PROBLEM REQUIREMENTS. Transcribe all of the material exactly, except for its pictures.

TASK DATA.
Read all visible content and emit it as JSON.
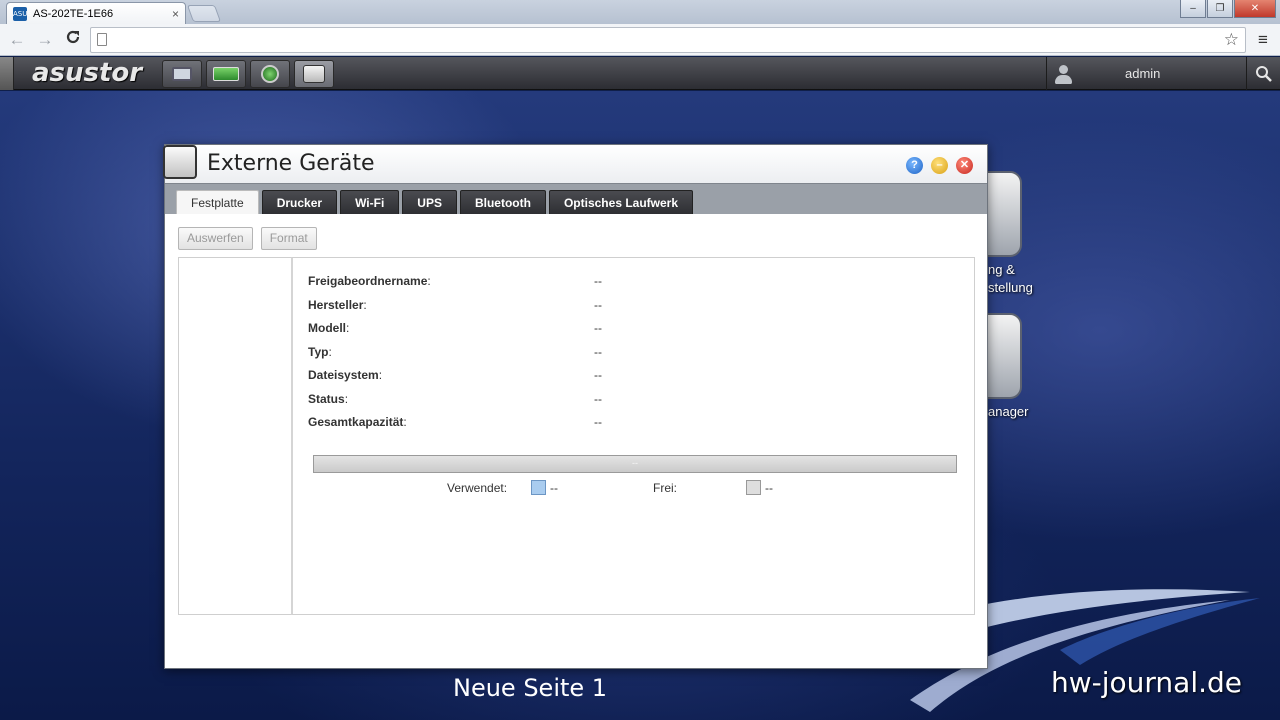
{
  "browser": {
    "tab_title": "AS-202TE-1E66",
    "tab_favicon_text": "ASUS",
    "close_symbol": "×",
    "window_buttons": [
      "‒",
      "❐",
      "✕"
    ],
    "address_value": "",
    "nav": {
      "back": "←",
      "forward": "→",
      "reload": "C"
    },
    "star": "☆",
    "menu": "≡"
  },
  "adm": {
    "logo": "asustor",
    "user": "admin",
    "search_icon": "🔍",
    "taskbar_icons": [
      "monitor-icon",
      "storage-icon",
      "settings-icon",
      "external-devices-icon"
    ]
  },
  "desktop": {
    "icon_labels": [
      "ng &",
      "stellung",
      "anager"
    ]
  },
  "window": {
    "title": "Externe Geräte",
    "controls": {
      "help": "?",
      "minimize": "–",
      "close": "✕"
    },
    "tabs": [
      "Festplatte",
      "Drucker",
      "Wi-Fi",
      "UPS",
      "Bluetooth",
      "Optisches Laufwerk"
    ],
    "active_tab": "Festplatte",
    "buttons": {
      "eject": "Auswerfen",
      "format": "Format"
    },
    "fields": [
      {
        "label": "Freigabeordnername",
        "value": "--"
      },
      {
        "label": "Hersteller",
        "value": "--"
      },
      {
        "label": "Modell",
        "value": "--"
      },
      {
        "label": "Typ",
        "value": "--"
      },
      {
        "label": "Dateisystem",
        "value": "--"
      },
      {
        "label": "Status",
        "value": "--"
      },
      {
        "label": "Gesamtkapazität",
        "value": "--"
      }
    ],
    "capacity_bar_text": "--",
    "legend": {
      "used_label": "Verwendet:",
      "used_value": "--",
      "free_label": "Frei:",
      "free_value": "--"
    }
  },
  "bottom_label": "Neue Seite 1",
  "watermark": "hw-journal.de",
  "colors": {
    "accent_blue": "#1e64c6",
    "desktop": "#1b2f6a",
    "used": "#a9ccef"
  }
}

TASK SOLUTION.
Read all visible content and emit it as JSON.
{
  "browser": {
    "tab_title": "AS-202TE-1E66",
    "tab_favicon_text": "ASUS",
    "close_symbol": "×",
    "window_buttons": [
      "‒",
      "❐",
      "✕"
    ],
    "address_value": "",
    "nav": {
      "back": "←",
      "forward": "→",
      "reload": "C"
    },
    "star": "☆",
    "menu": "≡"
  },
  "adm": {
    "logo": "asustor",
    "user": "admin",
    "search_icon": "🔍",
    "taskbar_icons": [
      "monitor-icon",
      "storage-icon",
      "settings-icon",
      "external-devices-icon"
    ]
  },
  "desktop": {
    "icon_labels": [
      "ng &",
      "stellung",
      "anager"
    ]
  },
  "window": {
    "title": "Externe Geräte",
    "controls": {
      "help": "?",
      "minimize": "–",
      "close": "✕"
    },
    "tabs": [
      "Festplatte",
      "Drucker",
      "Wi-Fi",
      "UPS",
      "Bluetooth",
      "Optisches Laufwerk"
    ],
    "active_tab": "Festplatte",
    "buttons": {
      "eject": "Auswerfen",
      "format": "Format"
    },
    "fields": [
      {
        "label": "Freigabeordnername",
        "value": "--"
      },
      {
        "label": "Hersteller",
        "value": "--"
      },
      {
        "label": "Modell",
        "value": "--"
      },
      {
        "label": "Typ",
        "value": "--"
      },
      {
        "label": "Dateisystem",
        "value": "--"
      },
      {
        "label": "Status",
        "value": "--"
      },
      {
        "label": "Gesamtkapazität",
        "value": "--"
      }
    ],
    "capacity_bar_text": "--",
    "legend": {
      "used_label": "Verwendet:",
      "used_value": "--",
      "free_label": "Frei:",
      "free_value": "--"
    }
  },
  "bottom_label": "Neue Seite 1",
  "watermark": "hw-journal.de",
  "colors": {
    "accent_blue": "#1e64c6",
    "desktop": "#1b2f6a",
    "used": "#a9ccef"
  }
}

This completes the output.